__Records to process__.
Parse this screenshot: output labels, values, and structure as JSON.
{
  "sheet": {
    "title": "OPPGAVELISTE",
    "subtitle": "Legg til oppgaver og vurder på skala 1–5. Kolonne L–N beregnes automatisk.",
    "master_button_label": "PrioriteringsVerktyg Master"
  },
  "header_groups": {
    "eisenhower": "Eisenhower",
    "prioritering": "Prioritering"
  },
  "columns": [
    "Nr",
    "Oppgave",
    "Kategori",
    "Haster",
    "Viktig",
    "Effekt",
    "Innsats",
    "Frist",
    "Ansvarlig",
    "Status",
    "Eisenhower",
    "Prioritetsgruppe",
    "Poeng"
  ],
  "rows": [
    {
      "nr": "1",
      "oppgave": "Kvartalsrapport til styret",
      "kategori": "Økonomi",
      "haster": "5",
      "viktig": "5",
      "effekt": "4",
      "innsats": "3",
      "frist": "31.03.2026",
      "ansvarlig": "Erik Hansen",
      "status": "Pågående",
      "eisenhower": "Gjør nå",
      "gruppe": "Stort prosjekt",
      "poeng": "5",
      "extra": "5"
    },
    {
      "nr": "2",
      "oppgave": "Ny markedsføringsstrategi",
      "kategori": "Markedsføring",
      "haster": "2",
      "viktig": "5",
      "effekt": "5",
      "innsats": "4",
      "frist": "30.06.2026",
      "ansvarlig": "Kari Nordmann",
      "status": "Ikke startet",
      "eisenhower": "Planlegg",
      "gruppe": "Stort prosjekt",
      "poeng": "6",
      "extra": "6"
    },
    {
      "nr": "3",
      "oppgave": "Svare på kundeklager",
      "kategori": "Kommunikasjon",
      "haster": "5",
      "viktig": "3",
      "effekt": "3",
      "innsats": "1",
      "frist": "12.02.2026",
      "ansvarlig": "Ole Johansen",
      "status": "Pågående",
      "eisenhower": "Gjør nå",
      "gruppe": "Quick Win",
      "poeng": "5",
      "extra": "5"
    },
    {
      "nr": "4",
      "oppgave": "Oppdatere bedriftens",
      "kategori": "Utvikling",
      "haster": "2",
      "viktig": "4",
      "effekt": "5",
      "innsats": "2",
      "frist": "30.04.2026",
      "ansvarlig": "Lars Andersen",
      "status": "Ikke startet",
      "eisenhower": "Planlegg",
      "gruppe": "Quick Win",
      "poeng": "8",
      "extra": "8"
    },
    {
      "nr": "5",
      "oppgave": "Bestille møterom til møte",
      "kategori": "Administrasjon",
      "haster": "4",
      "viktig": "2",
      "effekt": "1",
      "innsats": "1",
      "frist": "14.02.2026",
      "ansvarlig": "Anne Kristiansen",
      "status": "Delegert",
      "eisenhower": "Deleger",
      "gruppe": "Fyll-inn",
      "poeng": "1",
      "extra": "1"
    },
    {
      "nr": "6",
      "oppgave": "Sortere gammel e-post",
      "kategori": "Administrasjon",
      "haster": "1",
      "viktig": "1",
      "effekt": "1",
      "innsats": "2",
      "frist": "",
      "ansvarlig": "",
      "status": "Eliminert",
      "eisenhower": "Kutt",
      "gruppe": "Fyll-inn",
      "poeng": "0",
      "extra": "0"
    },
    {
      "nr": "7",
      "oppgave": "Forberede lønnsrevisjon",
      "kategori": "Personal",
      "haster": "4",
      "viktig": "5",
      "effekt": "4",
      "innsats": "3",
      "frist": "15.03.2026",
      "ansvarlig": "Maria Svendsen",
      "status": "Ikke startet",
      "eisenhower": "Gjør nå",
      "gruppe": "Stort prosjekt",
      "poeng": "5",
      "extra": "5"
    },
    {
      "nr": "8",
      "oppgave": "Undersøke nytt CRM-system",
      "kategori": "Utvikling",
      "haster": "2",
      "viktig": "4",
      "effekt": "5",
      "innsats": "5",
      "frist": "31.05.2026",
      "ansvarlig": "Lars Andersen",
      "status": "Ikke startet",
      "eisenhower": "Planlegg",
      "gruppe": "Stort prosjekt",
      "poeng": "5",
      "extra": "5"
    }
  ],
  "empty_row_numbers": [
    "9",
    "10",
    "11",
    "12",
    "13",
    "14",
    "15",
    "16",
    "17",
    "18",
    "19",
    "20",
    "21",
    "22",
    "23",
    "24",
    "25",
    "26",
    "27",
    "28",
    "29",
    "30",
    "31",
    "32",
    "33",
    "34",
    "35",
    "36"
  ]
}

__Exercise__. Each record above must be given again exactly.

__Expected answer__.
Parse this screenshot: output labels, values, and structure as JSON.
{
  "sheet": {
    "title": "OPPGAVELISTE",
    "subtitle": "Legg til oppgaver og vurder på skala 1–5. Kolonne L–N beregnes automatisk.",
    "master_button_label": "PrioriteringsVerktyg Master"
  },
  "header_groups": {
    "eisenhower": "Eisenhower",
    "prioritering": "Prioritering"
  },
  "columns": [
    "Nr",
    "Oppgave",
    "Kategori",
    "Haster",
    "Viktig",
    "Effekt",
    "Innsats",
    "Frist",
    "Ansvarlig",
    "Status",
    "Eisenhower",
    "Prioritetsgruppe",
    "Poeng"
  ],
  "rows": [
    {
      "nr": "1",
      "oppgave": "Kvartalsrapport til styret",
      "kategori": "Økonomi",
      "haster": "5",
      "viktig": "5",
      "effekt": "4",
      "innsats": "3",
      "frist": "31.03.2026",
      "ansvarlig": "Erik Hansen",
      "status": "Pågående",
      "eisenhower": "Gjør nå",
      "gruppe": "Stort prosjekt",
      "poeng": "5",
      "extra": "5"
    },
    {
      "nr": "2",
      "oppgave": "Ny markedsføringsstrategi",
      "kategori": "Markedsføring",
      "haster": "2",
      "viktig": "5",
      "effekt": "5",
      "innsats": "4",
      "frist": "30.06.2026",
      "ansvarlig": "Kari Nordmann",
      "status": "Ikke startet",
      "eisenhower": "Planlegg",
      "gruppe": "Stort prosjekt",
      "poeng": "6",
      "extra": "6"
    },
    {
      "nr": "3",
      "oppgave": "Svare på kundeklager",
      "kategori": "Kommunikasjon",
      "haster": "5",
      "viktig": "3",
      "effekt": "3",
      "innsats": "1",
      "frist": "12.02.2026",
      "ansvarlig": "Ole Johansen",
      "status": "Pågående",
      "eisenhower": "Gjør nå",
      "gruppe": "Quick Win",
      "poeng": "5",
      "extra": "5"
    },
    {
      "nr": "4",
      "oppgave": "Oppdatere bedriftens",
      "kategori": "Utvikling",
      "haster": "2",
      "viktig": "4",
      "effekt": "5",
      "innsats": "2",
      "frist": "30.04.2026",
      "ansvarlig": "Lars Andersen",
      "status": "Ikke startet",
      "eisenhower": "Planlegg",
      "gruppe": "Quick Win",
      "poeng": "8",
      "extra": "8"
    },
    {
      "nr": "5",
      "oppgave": "Bestille møterom til møte",
      "kategori": "Administrasjon",
      "haster": "4",
      "viktig": "2",
      "effekt": "1",
      "innsats": "1",
      "frist": "14.02.2026",
      "ansvarlig": "Anne Kristiansen",
      "status": "Delegert",
      "eisenhower": "Deleger",
      "gruppe": "Fyll-inn",
      "poeng": "1",
      "extra": "1"
    },
    {
      "nr": "6",
      "oppgave": "Sortere gammel e-post",
      "kategori": "Administrasjon",
      "haster": "1",
      "viktig": "1",
      "effekt": "1",
      "innsats": "2",
      "frist": "",
      "ansvarlig": "",
      "status": "Eliminert",
      "eisenhower": "Kutt",
      "gruppe": "Fyll-inn",
      "poeng": "0",
      "extra": "0"
    },
    {
      "nr": "7",
      "oppgave": "Forberede lønnsrevisjon",
      "kategori": "Personal",
      "haster": "4",
      "viktig": "5",
      "effekt": "4",
      "innsats": "3",
      "frist": "15.03.2026",
      "ansvarlig": "Maria Svendsen",
      "status": "Ikke startet",
      "eisenhower": "Gjør nå",
      "gruppe": "Stort prosjekt",
      "poeng": "5",
      "extra": "5"
    },
    {
      "nr": "8",
      "oppgave": "Undersøke nytt CRM-system",
      "kategori": "Utvikling",
      "haster": "2",
      "viktig": "4",
      "effekt": "5",
      "innsats": "5",
      "frist": "31.05.2026",
      "ansvarlig": "Lars Andersen",
      "status": "Ikke startet",
      "eisenhower": "Planlegg",
      "gruppe": "Stort prosjekt",
      "poeng": "5",
      "extra": "5"
    }
  ],
  "empty_row_numbers": [
    "9",
    "10",
    "11",
    "12",
    "13",
    "14",
    "15",
    "16",
    "17",
    "18",
    "19",
    "20",
    "21",
    "22",
    "23",
    "24",
    "25",
    "26",
    "27",
    "28",
    "29",
    "30",
    "31",
    "32",
    "33",
    "34",
    "35",
    "36"
  ]
}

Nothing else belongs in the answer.